▸ Stored rows:

# # # # #

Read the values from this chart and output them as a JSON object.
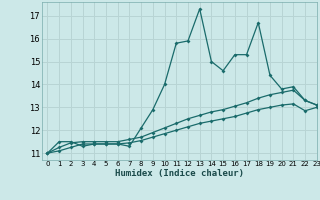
{
  "xlabel": "Humidex (Indice chaleur)",
  "bg_color": "#cce8e8",
  "grid_color": "#b8d4d4",
  "line_color": "#1a6b6b",
  "xlim": [
    -0.5,
    23
  ],
  "ylim": [
    10.7,
    17.6
  ],
  "yticks": [
    11,
    12,
    13,
    14,
    15,
    16,
    17
  ],
  "xticks": [
    0,
    1,
    2,
    3,
    4,
    5,
    6,
    7,
    8,
    9,
    10,
    11,
    12,
    13,
    14,
    15,
    16,
    17,
    18,
    19,
    20,
    21,
    22,
    23
  ],
  "series1_x": [
    0,
    1,
    2,
    3,
    4,
    5,
    6,
    7,
    8,
    9,
    10,
    11,
    12,
    13,
    14,
    15,
    16,
    17,
    18,
    19,
    20,
    21,
    22,
    23
  ],
  "series1_y": [
    11.0,
    11.5,
    11.5,
    11.3,
    11.4,
    11.4,
    11.4,
    11.3,
    12.1,
    12.9,
    14.0,
    15.8,
    15.9,
    17.3,
    15.0,
    14.6,
    15.3,
    15.3,
    16.7,
    14.4,
    13.8,
    13.9,
    13.3,
    13.1
  ],
  "series2_x": [
    0,
    1,
    2,
    3,
    4,
    5,
    6,
    7,
    8,
    9,
    10,
    11,
    12,
    13,
    14,
    15,
    16,
    17,
    18,
    19,
    20,
    21,
    22,
    23
  ],
  "series2_y": [
    11.0,
    11.25,
    11.45,
    11.5,
    11.5,
    11.5,
    11.5,
    11.6,
    11.7,
    11.9,
    12.1,
    12.3,
    12.5,
    12.65,
    12.8,
    12.9,
    13.05,
    13.2,
    13.4,
    13.55,
    13.65,
    13.75,
    13.3,
    13.1
  ],
  "series3_x": [
    0,
    1,
    2,
    3,
    4,
    5,
    6,
    7,
    8,
    9,
    10,
    11,
    12,
    13,
    14,
    15,
    16,
    17,
    18,
    19,
    20,
    21,
    22,
    23
  ],
  "series3_y": [
    11.0,
    11.1,
    11.25,
    11.4,
    11.4,
    11.4,
    11.4,
    11.45,
    11.55,
    11.7,
    11.85,
    12.0,
    12.15,
    12.3,
    12.4,
    12.5,
    12.6,
    12.75,
    12.9,
    13.0,
    13.1,
    13.15,
    12.85,
    13.0
  ]
}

# # # # #

▸ What needs to be done:
Verbatim reproduction of every record is required; images are left out.

▸ Written response:
Read the values from this chart and output them as a JSON object.
{
  "xlabel": "Humidex (Indice chaleur)",
  "bg_color": "#cce8e8",
  "grid_color": "#b8d4d4",
  "line_color": "#1a6b6b",
  "xlim": [
    -0.5,
    23
  ],
  "ylim": [
    10.7,
    17.6
  ],
  "yticks": [
    11,
    12,
    13,
    14,
    15,
    16,
    17
  ],
  "xticks": [
    0,
    1,
    2,
    3,
    4,
    5,
    6,
    7,
    8,
    9,
    10,
    11,
    12,
    13,
    14,
    15,
    16,
    17,
    18,
    19,
    20,
    21,
    22,
    23
  ],
  "series1_x": [
    0,
    1,
    2,
    3,
    4,
    5,
    6,
    7,
    8,
    9,
    10,
    11,
    12,
    13,
    14,
    15,
    16,
    17,
    18,
    19,
    20,
    21,
    22,
    23
  ],
  "series1_y": [
    11.0,
    11.5,
    11.5,
    11.3,
    11.4,
    11.4,
    11.4,
    11.3,
    12.1,
    12.9,
    14.0,
    15.8,
    15.9,
    17.3,
    15.0,
    14.6,
    15.3,
    15.3,
    16.7,
    14.4,
    13.8,
    13.9,
    13.3,
    13.1
  ],
  "series2_x": [
    0,
    1,
    2,
    3,
    4,
    5,
    6,
    7,
    8,
    9,
    10,
    11,
    12,
    13,
    14,
    15,
    16,
    17,
    18,
    19,
    20,
    21,
    22,
    23
  ],
  "series2_y": [
    11.0,
    11.25,
    11.45,
    11.5,
    11.5,
    11.5,
    11.5,
    11.6,
    11.7,
    11.9,
    12.1,
    12.3,
    12.5,
    12.65,
    12.8,
    12.9,
    13.05,
    13.2,
    13.4,
    13.55,
    13.65,
    13.75,
    13.3,
    13.1
  ],
  "series3_x": [
    0,
    1,
    2,
    3,
    4,
    5,
    6,
    7,
    8,
    9,
    10,
    11,
    12,
    13,
    14,
    15,
    16,
    17,
    18,
    19,
    20,
    21,
    22,
    23
  ],
  "series3_y": [
    11.0,
    11.1,
    11.25,
    11.4,
    11.4,
    11.4,
    11.4,
    11.45,
    11.55,
    11.7,
    11.85,
    12.0,
    12.15,
    12.3,
    12.4,
    12.5,
    12.6,
    12.75,
    12.9,
    13.0,
    13.1,
    13.15,
    12.85,
    13.0
  ]
}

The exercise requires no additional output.